--- start of Data ---
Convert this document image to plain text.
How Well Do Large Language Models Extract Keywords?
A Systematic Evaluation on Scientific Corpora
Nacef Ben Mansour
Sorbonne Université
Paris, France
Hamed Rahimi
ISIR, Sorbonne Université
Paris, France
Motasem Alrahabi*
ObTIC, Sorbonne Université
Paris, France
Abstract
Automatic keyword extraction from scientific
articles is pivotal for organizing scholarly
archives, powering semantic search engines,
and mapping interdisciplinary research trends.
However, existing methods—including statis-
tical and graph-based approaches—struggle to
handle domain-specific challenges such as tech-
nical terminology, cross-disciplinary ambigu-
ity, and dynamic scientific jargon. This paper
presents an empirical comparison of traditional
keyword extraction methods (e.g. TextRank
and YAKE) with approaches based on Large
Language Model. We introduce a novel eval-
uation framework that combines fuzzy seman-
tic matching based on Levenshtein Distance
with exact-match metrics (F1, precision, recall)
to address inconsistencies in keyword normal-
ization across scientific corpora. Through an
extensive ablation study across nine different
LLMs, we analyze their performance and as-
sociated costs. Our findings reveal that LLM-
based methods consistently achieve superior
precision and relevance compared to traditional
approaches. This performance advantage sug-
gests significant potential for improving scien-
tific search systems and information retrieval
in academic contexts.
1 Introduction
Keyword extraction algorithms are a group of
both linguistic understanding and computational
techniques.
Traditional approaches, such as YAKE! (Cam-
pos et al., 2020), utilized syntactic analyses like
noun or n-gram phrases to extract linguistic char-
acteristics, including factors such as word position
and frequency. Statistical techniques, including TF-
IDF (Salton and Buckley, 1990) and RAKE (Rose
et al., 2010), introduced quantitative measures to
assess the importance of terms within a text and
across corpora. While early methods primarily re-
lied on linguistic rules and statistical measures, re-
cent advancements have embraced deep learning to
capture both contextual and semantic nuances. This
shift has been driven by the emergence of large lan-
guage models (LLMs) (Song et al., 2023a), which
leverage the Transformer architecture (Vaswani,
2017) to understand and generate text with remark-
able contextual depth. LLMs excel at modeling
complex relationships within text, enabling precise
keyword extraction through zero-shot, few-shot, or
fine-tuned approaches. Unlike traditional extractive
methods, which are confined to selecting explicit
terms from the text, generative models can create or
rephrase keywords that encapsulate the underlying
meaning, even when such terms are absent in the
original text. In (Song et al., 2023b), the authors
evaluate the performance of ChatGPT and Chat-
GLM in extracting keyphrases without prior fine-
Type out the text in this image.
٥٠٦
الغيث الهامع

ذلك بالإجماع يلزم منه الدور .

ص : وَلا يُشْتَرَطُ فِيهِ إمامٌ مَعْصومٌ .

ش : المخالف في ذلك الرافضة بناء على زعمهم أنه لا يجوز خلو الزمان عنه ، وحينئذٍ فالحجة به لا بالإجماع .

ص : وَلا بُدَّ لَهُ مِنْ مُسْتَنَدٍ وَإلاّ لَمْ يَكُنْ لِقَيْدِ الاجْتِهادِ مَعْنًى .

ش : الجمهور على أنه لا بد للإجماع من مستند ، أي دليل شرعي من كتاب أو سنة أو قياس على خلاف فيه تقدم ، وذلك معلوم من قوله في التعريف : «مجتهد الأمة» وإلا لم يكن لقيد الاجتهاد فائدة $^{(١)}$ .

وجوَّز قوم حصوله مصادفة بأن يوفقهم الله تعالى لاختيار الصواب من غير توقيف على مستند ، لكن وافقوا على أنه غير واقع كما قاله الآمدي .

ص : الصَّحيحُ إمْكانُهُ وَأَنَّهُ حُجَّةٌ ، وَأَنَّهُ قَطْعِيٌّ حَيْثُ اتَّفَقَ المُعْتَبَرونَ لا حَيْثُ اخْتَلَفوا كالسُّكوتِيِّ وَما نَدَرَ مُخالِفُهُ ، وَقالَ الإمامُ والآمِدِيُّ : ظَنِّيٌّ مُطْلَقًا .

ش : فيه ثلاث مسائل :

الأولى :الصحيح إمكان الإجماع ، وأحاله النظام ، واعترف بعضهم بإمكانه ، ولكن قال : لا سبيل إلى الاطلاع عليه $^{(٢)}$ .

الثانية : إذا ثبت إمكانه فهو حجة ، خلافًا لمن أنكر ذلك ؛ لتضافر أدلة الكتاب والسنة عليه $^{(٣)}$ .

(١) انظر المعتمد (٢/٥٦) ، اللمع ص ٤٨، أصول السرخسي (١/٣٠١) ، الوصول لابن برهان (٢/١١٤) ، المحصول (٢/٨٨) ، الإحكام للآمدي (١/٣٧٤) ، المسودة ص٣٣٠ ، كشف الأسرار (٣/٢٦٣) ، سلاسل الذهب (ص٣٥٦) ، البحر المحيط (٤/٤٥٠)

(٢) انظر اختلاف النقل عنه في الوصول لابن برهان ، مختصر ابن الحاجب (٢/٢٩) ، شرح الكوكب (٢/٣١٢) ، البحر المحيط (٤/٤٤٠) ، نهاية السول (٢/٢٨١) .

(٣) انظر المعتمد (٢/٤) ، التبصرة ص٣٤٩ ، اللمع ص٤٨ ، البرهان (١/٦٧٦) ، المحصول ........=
--- end of Data ---
Your task is to retype all of the records exactly.

▸ **Written solution**
Convert this document image to plain text.
How Well Do Large Language Models Extract Keywords?
A Systematic Evaluation on Scientific Corpora
Nacef Ben Mansour
Sorbonne Université
Paris, France
Hamed Rahimi
ISIR, Sorbonne Université
Paris, France
Motasem Alrahabi*
ObTIC, Sorbonne Université
Paris, France
Abstract
Automatic keyword extraction from scientific
articles is pivotal for organizing scholarly
archives, powering semantic search engines,
and mapping interdisciplinary research trends.
However, existing methods—including statis-
tical and graph-based approaches—struggle to
handle domain-specific challenges such as tech-
nical terminology, cross-disciplinary ambigu-
ity, and dynamic scientific jargon. This paper
presents an empirical comparison of traditional
keyword extraction methods (e.g. TextRank
and YAKE) with approaches based on Large
Language Model. We introduce a novel eval-
uation framework that combines fuzzy seman-
tic matching based on Levenshtein Distance
with exact-match metrics (F1, precision, recall)
to address inconsistencies in keyword normal-
ization across scientific corpora. Through an
extensive ablation study across nine different
LLMs, we analyze their performance and as-
sociated costs. Our findings reveal that LLM-
based methods consistently achieve superior
precision and relevance compared to traditional
approaches. This performance advantage sug-
gests significant potential for improving scien-
tific search systems and information retrieval
in academic contexts.
1 Introduction
Keyword extraction algorithms are a group of
both linguistic understanding and computational
techniques.
Traditional approaches, such as YAKE! (Cam-
pos et al., 2020), utilized syntactic analyses like
noun or n-gram phrases to extract linguistic char-
acteristics, including factors such as word position
and frequency. Statistical techniques, including TF-
IDF (Salton and Buckley, 1990) and RAKE (Rose
et al., 2010), introduced quantitative measures to
assess the importance of terms within a text and
across corpora. While early methods primarily re-
lied on linguistic rules and statistical measures, re-
cent advancements have embraced deep learning to
capture both contextual and semantic nuances. This
shift has been driven by the emergence of large lan-
guage models (LLMs) (Song et al., 2023a), which
leverage the Transformer architecture (Vaswani,
2017) to understand and generate text with remark-
able contextual depth. LLMs excel at modeling
complex relationships within text, enabling precise
keyword extraction through zero-shot, few-shot, or
fine-tuned approaches. Unlike traditional extractive
methods, which are confined to selecting explicit
terms from the text, generative models can create or
rephrase keywords that encapsulate the underlying
meaning, even when such terms are absent in the
original text. In (Song et al., 2023b), the authors
evaluate the performance of ChatGPT and Chat-
GLM in extracting keyphrases without prior fine-
Type out the text in this image.
٥٠٦
الغيث الهامع

ذلك بالإجماع يلزم منه الدور .

ص : وَلا يُشْتَرَطُ فِيهِ إمامٌ مَعْصومٌ .

ش : المخالف في ذلك الرافضة بناء على زعمهم أنه لا يجوز خلو الزمان عنه ، وحينئذٍ فالحجة به لا بالإجماع .

ص : وَلا بُدَّ لَهُ مِنْ مُسْتَنَدٍ وَإلاّ لَمْ يَكُنْ لِقَيْدِ الاجْتِهادِ مَعْنًى .

ش : الجمهور على أنه لا بد للإجماع من مستند ، أي دليل شرعي من كتاب أو سنة أو قياس على خلاف فيه تقدم ، وذلك معلوم من قوله في التعريف : «مجتهد الأمة» وإلا لم يكن لقيد الاجتهاد فائدة $^{(١)}$ .

وجوَّز قوم حصوله مصادفة بأن يوفقهم الله تعالى لاختيار الصواب من غير توقيف على مستند ، لكن وافقوا على أنه غير واقع كما قاله الآمدي .

ص : الصَّحيحُ إمْكانُهُ وَأَنَّهُ حُجَّةٌ ، وَأَنَّهُ قَطْعِيٌّ حَيْثُ اتَّفَقَ المُعْتَبَرونَ لا حَيْثُ اخْتَلَفوا كالسُّكوتِيِّ وَما نَدَرَ مُخالِفُهُ ، وَقالَ الإمامُ والآمِدِيُّ : ظَنِّيٌّ مُطْلَقًا .

ش : فيه ثلاث مسائل :

الأولى :الصحيح إمكان الإجماع ، وأحاله النظام ، واعترف بعضهم بإمكانه ، ولكن قال : لا سبيل إلى الاطلاع عليه $^{(٢)}$ .

الثانية : إذا ثبت إمكانه فهو حجة ، خلافًا لمن أنكر ذلك ؛ لتضافر أدلة الكتاب والسنة عليه $^{(٣)}$ .

(١) انظر المعتمد (٢/٥٦) ، اللمع ص ٤٨، أصول السرخسي (١/٣٠١) ، الوصول لابن برهان (٢/١١٤) ، المحصول (٢/٨٨) ، الإحكام للآمدي (١/٣٧٤) ، المسودة ص٣٣٠ ، كشف الأسرار (٣/٢٦٣) ، سلاسل الذهب (ص٣٥٦) ، البحر المحيط (٤/٤٥٠)

(٢) انظر اختلاف النقل عنه في الوصول لابن برهان ، مختصر ابن الحاجب (٢/٢٩) ، شرح الكوكب (٢/٣١٢) ، البحر المحيط (٤/٤٤٠) ، نهاية السول (٢/٢٨١) .

(٣) انظر المعتمد (٢/٤) ، التبصرة ص٣٤٩ ، اللمع ص٤٨ ، البرهان (١/٦٧٦) ، المحصول ........=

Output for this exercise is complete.